-- Start of Data section --
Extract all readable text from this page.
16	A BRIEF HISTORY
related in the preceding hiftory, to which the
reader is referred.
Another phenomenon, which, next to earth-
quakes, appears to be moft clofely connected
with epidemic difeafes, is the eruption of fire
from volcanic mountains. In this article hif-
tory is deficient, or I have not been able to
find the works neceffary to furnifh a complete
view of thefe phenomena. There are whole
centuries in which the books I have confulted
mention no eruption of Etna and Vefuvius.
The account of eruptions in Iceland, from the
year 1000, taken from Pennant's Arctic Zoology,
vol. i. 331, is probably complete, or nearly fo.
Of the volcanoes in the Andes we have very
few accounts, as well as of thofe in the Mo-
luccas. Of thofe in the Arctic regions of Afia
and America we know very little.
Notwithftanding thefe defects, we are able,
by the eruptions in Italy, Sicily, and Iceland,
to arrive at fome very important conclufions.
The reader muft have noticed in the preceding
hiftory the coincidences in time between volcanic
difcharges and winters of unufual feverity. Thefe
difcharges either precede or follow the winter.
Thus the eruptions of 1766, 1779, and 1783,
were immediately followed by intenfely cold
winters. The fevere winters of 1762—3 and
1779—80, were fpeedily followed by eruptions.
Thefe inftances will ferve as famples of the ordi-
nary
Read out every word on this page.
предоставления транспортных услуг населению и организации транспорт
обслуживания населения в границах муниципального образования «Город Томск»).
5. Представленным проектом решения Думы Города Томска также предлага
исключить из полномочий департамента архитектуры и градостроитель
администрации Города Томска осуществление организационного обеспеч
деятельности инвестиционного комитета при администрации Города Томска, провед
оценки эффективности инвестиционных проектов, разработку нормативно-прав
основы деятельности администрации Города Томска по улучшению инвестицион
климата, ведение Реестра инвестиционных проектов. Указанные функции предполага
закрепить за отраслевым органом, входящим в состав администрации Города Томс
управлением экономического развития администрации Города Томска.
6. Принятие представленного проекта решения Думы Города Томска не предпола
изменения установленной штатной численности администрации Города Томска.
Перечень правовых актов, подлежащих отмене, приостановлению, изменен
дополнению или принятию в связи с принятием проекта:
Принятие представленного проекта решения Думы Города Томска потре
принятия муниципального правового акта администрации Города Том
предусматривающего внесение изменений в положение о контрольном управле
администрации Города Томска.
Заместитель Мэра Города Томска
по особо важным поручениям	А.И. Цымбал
-- End of Data section --
• Aim
Using the records above, please retype only the run of lines from the line holding "Read out every word on this page." through the last line, both ends included.

• Exercise answer
Read out every word on this page.
предоставления транспортных услуг населению и организации транспорт
обслуживания населения в границах муниципального образования «Город Томск»).
5. Представленным проектом решения Думы Города Томска также предлага
исключить из полномочий департамента архитектуры и градостроитель
администрации Города Томска осуществление организационного обеспеч
деятельности инвестиционного комитета при администрации Города Томска, провед
оценки эффективности инвестиционных проектов, разработку нормативно-прав
основы деятельности администрации Города Томска по улучшению инвестицион
климата, ведение Реестра инвестиционных проектов. Указанные функции предполага
закрепить за отраслевым органом, входящим в состав администрации Города Томс
управлением экономического развития администрации Города Томска.
6. Принятие представленного проекта решения Думы Города Томска не предпола
изменения установленной штатной численности администрации Города Томска.
Перечень правовых актов, подлежащих отмене, приостановлению, изменен
дополнению или принятию в связи с принятием проекта:
Принятие представленного проекта решения Думы Города Томска потре
принятия муниципального правового акта администрации Города Том
предусматривающего внесение изменений в положение о контрольном управле
администрации Города Томска.
Заместитель Мэра Города Томска
по особо важным поручениям	А.И. Цымбал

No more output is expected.